[MATERIAL]
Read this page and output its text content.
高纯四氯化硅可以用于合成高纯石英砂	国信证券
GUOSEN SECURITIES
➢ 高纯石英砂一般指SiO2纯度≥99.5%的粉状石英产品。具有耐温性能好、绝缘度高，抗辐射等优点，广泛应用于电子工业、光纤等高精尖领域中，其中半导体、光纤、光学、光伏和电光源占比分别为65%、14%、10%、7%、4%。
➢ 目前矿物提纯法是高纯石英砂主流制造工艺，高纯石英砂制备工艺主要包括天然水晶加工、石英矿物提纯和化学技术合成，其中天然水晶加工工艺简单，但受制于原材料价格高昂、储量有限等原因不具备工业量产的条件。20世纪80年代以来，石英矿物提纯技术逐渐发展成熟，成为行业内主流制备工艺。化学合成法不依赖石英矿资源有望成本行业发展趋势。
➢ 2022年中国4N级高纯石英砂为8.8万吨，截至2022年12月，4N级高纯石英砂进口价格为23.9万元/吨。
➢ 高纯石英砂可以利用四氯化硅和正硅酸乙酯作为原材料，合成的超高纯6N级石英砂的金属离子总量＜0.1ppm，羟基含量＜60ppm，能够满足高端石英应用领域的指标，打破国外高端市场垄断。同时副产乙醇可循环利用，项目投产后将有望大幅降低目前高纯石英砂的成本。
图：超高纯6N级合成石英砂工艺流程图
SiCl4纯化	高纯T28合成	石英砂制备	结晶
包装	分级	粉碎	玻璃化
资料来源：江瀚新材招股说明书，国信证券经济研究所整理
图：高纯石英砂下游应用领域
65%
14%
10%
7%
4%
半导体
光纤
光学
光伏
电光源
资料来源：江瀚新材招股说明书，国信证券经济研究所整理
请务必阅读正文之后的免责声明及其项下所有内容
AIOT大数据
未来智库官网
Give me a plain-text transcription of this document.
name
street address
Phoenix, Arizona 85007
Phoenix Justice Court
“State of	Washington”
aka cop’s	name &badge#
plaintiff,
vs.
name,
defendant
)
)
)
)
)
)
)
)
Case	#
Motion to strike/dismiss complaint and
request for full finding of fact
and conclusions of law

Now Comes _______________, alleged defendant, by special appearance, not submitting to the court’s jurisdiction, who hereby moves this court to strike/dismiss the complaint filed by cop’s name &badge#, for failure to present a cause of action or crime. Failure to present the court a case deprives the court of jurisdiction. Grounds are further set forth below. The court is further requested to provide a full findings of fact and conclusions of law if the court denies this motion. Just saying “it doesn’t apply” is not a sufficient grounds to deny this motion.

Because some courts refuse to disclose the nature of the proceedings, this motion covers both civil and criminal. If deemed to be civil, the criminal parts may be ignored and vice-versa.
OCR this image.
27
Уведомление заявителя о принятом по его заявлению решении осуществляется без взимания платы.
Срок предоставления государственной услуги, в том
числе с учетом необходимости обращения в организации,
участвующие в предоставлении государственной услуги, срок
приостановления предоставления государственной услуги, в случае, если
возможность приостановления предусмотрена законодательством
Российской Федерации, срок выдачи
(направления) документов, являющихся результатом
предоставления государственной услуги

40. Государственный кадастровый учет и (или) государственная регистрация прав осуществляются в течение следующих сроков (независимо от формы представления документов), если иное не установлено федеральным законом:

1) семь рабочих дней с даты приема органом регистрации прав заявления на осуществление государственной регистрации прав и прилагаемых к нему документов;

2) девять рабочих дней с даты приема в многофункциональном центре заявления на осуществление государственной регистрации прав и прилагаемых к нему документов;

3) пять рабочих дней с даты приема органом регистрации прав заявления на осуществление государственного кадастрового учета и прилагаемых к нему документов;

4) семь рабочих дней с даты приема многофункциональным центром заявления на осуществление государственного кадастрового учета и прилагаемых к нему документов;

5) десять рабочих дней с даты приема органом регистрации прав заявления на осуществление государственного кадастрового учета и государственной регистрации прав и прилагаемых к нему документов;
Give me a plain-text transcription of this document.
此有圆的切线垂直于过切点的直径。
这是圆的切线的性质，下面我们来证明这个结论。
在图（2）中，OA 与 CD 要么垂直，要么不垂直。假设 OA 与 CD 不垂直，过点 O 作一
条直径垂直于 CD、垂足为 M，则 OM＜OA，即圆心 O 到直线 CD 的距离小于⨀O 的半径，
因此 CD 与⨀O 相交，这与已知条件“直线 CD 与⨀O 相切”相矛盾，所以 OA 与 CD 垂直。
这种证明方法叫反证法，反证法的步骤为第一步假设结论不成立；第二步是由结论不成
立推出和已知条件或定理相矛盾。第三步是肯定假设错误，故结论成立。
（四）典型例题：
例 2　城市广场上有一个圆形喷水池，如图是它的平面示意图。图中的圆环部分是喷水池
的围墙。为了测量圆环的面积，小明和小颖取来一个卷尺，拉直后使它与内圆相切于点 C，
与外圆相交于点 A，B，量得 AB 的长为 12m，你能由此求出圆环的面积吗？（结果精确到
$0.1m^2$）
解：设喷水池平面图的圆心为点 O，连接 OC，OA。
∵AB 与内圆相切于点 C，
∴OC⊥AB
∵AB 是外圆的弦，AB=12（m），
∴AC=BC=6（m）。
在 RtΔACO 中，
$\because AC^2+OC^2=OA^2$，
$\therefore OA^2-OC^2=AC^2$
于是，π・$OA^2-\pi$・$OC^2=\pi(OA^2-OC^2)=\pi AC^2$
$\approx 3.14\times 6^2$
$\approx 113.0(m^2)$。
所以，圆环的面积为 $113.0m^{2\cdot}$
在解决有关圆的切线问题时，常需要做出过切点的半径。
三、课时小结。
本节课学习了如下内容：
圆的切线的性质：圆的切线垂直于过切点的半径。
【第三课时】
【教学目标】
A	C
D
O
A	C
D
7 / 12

[GIVEN EXERCISE] List every line in the records above that contains the word "conclusions".

[RESULT OF THE TASK]
and conclusions of law
Now Comes _______________, alleged defendant, by special appearance, not submitting to the court’s jurisdiction, who hereby moves this court to strike/dismiss the complaint filed by cop’s name &badge#, for failure to present a cause of action or crime. Failure to present the court a case deprives the court of jurisdiction. Grounds are further set forth below. The court is further requested to provide a full findings of fact and conclusions of law if the court denies this motion. Just saying “it doesn’t apply” is not a sufficient grounds to deny this motion.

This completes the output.